┏━━

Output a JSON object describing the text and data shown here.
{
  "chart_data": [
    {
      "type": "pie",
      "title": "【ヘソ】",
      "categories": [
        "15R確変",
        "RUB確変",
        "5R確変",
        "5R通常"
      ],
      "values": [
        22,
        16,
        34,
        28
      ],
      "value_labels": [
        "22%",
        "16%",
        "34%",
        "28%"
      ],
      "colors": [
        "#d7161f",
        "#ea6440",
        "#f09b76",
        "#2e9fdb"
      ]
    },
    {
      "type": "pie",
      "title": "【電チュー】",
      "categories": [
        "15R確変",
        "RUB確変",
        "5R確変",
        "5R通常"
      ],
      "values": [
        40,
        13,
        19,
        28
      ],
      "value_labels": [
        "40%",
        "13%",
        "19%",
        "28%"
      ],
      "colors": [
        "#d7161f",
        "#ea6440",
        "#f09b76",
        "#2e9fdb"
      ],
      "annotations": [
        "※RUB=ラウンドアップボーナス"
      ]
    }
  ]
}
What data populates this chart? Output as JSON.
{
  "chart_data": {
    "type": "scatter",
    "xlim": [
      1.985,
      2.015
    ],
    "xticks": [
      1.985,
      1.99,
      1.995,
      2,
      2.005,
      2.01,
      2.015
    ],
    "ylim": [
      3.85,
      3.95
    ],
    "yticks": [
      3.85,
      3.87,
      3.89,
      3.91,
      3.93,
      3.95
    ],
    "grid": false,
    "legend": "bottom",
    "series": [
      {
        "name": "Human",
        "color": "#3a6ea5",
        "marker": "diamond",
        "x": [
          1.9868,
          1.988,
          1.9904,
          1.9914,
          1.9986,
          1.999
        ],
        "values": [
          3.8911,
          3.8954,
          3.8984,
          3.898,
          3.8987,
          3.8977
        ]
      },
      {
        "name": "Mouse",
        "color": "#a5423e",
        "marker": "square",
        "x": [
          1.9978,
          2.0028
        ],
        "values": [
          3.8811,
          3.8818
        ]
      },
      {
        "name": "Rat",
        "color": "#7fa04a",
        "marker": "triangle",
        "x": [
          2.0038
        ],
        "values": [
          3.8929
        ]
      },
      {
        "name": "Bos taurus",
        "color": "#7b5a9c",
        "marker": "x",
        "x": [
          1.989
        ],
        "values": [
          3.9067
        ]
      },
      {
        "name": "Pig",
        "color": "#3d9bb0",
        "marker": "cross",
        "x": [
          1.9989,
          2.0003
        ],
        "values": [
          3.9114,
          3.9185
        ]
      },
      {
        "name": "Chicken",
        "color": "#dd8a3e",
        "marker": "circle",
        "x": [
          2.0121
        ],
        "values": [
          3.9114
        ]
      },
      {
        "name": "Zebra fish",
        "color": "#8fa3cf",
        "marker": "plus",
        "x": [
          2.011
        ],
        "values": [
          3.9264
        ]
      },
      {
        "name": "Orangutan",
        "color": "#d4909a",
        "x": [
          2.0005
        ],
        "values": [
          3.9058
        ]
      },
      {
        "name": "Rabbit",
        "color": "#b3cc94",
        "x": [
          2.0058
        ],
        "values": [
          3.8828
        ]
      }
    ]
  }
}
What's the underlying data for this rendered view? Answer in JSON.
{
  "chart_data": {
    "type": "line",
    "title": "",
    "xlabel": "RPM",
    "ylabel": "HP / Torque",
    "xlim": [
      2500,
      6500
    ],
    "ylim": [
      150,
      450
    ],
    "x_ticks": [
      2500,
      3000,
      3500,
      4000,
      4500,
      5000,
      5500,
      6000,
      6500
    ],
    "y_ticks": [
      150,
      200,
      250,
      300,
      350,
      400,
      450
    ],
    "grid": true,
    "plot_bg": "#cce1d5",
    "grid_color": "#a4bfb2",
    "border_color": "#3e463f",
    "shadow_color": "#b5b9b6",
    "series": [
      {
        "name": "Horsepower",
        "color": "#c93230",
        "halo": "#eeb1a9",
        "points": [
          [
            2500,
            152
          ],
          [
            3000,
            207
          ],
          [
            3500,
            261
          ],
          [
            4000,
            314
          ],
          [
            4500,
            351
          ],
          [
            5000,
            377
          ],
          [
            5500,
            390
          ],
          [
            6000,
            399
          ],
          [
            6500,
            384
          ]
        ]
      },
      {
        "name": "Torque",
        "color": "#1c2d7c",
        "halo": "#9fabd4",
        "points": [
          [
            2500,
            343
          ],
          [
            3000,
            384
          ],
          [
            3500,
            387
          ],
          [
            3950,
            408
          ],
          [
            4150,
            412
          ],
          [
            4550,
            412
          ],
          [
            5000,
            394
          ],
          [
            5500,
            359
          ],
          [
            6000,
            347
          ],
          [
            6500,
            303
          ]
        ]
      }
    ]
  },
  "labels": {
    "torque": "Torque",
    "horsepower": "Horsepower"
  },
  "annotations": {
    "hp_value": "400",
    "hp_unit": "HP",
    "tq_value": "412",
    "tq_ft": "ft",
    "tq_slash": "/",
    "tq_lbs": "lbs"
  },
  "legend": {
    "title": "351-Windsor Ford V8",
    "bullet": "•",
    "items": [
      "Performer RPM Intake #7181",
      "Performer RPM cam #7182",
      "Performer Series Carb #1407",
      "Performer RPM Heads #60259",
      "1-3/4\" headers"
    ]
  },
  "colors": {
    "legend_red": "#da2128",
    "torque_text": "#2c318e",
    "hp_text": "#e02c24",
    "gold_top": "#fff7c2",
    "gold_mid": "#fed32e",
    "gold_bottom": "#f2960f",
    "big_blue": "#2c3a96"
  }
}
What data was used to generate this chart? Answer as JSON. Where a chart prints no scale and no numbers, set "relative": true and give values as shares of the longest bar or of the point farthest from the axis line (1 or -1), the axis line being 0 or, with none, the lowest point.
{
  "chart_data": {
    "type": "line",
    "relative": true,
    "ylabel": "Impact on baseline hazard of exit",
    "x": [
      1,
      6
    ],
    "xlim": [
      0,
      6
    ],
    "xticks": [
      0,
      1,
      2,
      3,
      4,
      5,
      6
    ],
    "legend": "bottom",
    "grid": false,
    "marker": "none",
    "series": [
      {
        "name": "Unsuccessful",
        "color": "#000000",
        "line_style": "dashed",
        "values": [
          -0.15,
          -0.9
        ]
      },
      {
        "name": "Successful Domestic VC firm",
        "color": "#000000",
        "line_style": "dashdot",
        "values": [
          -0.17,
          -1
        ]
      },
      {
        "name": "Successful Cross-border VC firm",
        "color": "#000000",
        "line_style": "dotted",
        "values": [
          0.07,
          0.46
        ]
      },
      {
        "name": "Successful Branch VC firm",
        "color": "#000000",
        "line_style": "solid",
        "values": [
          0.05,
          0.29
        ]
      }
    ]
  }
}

┗━━

What is required: Your task is to repeat every entry exactly.

Task answer:
Output a JSON object describing the text and data shown here.
{
  "chart_data": [
    {
      "type": "pie",
      "title": "【ヘソ】",
      "categories": [
        "15R確変",
        "RUB確変",
        "5R確変",
        "5R通常"
      ],
      "values": [
        22,
        16,
        34,
        28
      ],
      "value_labels": [
        "22%",
        "16%",
        "34%",
        "28%"
      ],
      "colors": [
        "#d7161f",
        "#ea6440",
        "#f09b76",
        "#2e9fdb"
      ]
    },
    {
      "type": "pie",
      "title": "【電チュー】",
      "categories": [
        "15R確変",
        "RUB確変",
        "5R確変",
        "5R通常"
      ],
      "values": [
        40,
        13,
        19,
        28
      ],
      "value_labels": [
        "40%",
        "13%",
        "19%",
        "28%"
      ],
      "colors": [
        "#d7161f",
        "#ea6440",
        "#f09b76",
        "#2e9fdb"
      ],
      "annotations": [
        "※RUB=ラウンドアップボーナス"
      ]
    }
  ]
}
What data populates this chart? Output as JSON.
{
  "chart_data": {
    "type": "scatter",
    "xlim": [
      1.985,
      2.015
    ],
    "xticks": [
      1.985,
      1.99,
      1.995,
      2,
      2.005,
      2.01,
      2.015
    ],
    "ylim": [
      3.85,
      3.95
    ],
    "yticks": [
      3.85,
      3.87,
      3.89,
      3.91,
      3.93,
      3.95
    ],
    "grid": false,
    "legend": "bottom",
    "series": [
      {
        "name": "Human",
        "color": "#3a6ea5",
        "marker": "diamond",
        "x": [
          1.9868,
          1.988,
          1.9904,
          1.9914,
          1.9986,
          1.999
        ],
        "values": [
          3.8911,
          3.8954,
          3.8984,
          3.898,
          3.8987,
          3.8977
        ]
      },
      {
        "name": "Mouse",
        "color": "#a5423e",
        "marker": "square",
        "x": [
          1.9978,
          2.0028
        ],
        "values": [
          3.8811,
          3.8818
        ]
      },
      {
        "name": "Rat",
        "color": "#7fa04a",
        "marker": "triangle",
        "x": [
          2.0038
        ],
        "values": [
          3.8929
        ]
      },
      {
        "name": "Bos taurus",
        "color": "#7b5a9c",
        "marker": "x",
        "x": [
          1.989
        ],
        "values": [
          3.9067
        ]
      },
      {
        "name": "Pig",
        "color": "#3d9bb0",
        "marker": "cross",
        "x": [
          1.9989,
          2.0003
        ],
        "values": [
          3.9114,
          3.9185
        ]
      },
      {
        "name": "Chicken",
        "color": "#dd8a3e",
        "marker": "circle",
        "x": [
          2.0121
        ],
        "values": [
          3.9114
        ]
      },
      {
        "name": "Zebra fish",
        "color": "#8fa3cf",
        "marker": "plus",
        "x": [
          2.011
        ],
        "values": [
          3.9264
        ]
      },
      {
        "name": "Orangutan",
        "color": "#d4909a",
        "x": [
          2.0005
        ],
        "values": [
          3.9058
        ]
      },
      {
        "name": "Rabbit",
        "color": "#b3cc94",
        "x": [
          2.0058
        ],
        "values": [
          3.8828
        ]
      }
    ]
  }
}
What's the underlying data for this rendered view? Answer in JSON.
{
  "chart_data": {
    "type": "line",
    "title": "",
    "xlabel": "RPM",
    "ylabel": "HP / Torque",
    "xlim": [
      2500,
      6500
    ],
    "ylim": [
      150,
      450
    ],
    "x_ticks": [
      2500,
      3000,
      3500,
      4000,
      4500,
      5000,
      5500,
      6000,
      6500
    ],
    "y_ticks": [
      150,
      200,
      250,
      300,
      350,
      400,
      450
    ],
    "grid": true,
    "plot_bg": "#cce1d5",
    "grid_color": "#a4bfb2",
    "border_color": "#3e463f",
    "shadow_color": "#b5b9b6",
    "series": [
      {
        "name": "Horsepower",
        "color": "#c93230",
        "halo": "#eeb1a9",
        "points": [
          [
            2500,
            152
          ],
          [
            3000,
            207
          ],
          [
            3500,
            261
          ],
          [
            4000,
            314
          ],
          [
            4500,
            351
          ],
          [
            5000,
            377
          ],
          [
            5500,
            390
          ],
          [
            6000,
            399
          ],
          [
            6500,
            384
          ]
        ]
      },
      {
        "name": "Torque",
        "color": "#1c2d7c",
        "halo": "#9fabd4",
        "points": [
          [
            2500,
            343
          ],
          [
            3000,
            384
          ],
          [
            3500,
            387
          ],
          [
            3950,
            408
          ],
          [
            4150,
            412
          ],
          [
            4550,
            412
          ],
          [
            5000,
            394
          ],
          [
            5500,
            359
          ],
          [
            6000,
            347
          ],
          [
            6500,
            303
          ]
        ]
      }
    ]
  },
  "labels": {
    "torque": "Torque",
    "horsepower": "Horsepower"
  },
  "annotations": {
    "hp_value": "400",
    "hp_unit": "HP",
    "tq_value": "412",
    "tq_ft": "ft",
    "tq_slash": "/",
    "tq_lbs": "lbs"
  },
  "legend": {
    "title": "351-Windsor Ford V8",
    "bullet": "•",
    "items": [
      "Performer RPM Intake #7181",
      "Performer RPM cam #7182",
      "Performer Series Carb #1407",
      "Performer RPM Heads #60259",
      "1-3/4\" headers"
    ]
  },
  "colors": {
    "legend_red": "#da2128",
    "torque_text": "#2c318e",
    "hp_text": "#e02c24",
    "gold_top": "#fff7c2",
    "gold_mid": "#fed32e",
    "gold_bottom": "#f2960f",
    "big_blue": "#2c3a96"
  }
}
What data was used to generate this chart? Answer as JSON. Where a chart prints no scale and no numbers, set "relative": true and give values as shares of the longest bar or of the point farthest from the axis line (1 or -1), the axis line being 0 or, with none, the lowest point.
{
  "chart_data": {
    "type": "line",
    "relative": true,
    "ylabel": "Impact on baseline hazard of exit",
    "x": [
      1,
      6
    ],
    "xlim": [
      0,
      6
    ],
    "xticks": [
      0,
      1,
      2,
      3,
      4,
      5,
      6
    ],
    "legend": "bottom",
    "grid": false,
    "marker": "none",
    "series": [
      {
        "name": "Unsuccessful",
        "color": "#000000",
        "line_style": "dashed",
        "values": [
          -0.15,
          -0.9
        ]
      },
      {
        "name": "Successful Domestic VC firm",
        "color": "#000000",
        "line_style": "dashdot",
        "values": [
          -0.17,
          -1
        ]
      },
      {
        "name": "Successful Cross-border VC firm",
        "color": "#000000",
        "line_style": "dotted",
        "values": [
          0.07,
          0.46
        ]
      },
      {
        "name": "Successful Branch VC firm",
        "color": "#000000",
        "line_style": "solid",
        "values": [
          0.05,
          0.29
        ]
      }
    ]
  }
}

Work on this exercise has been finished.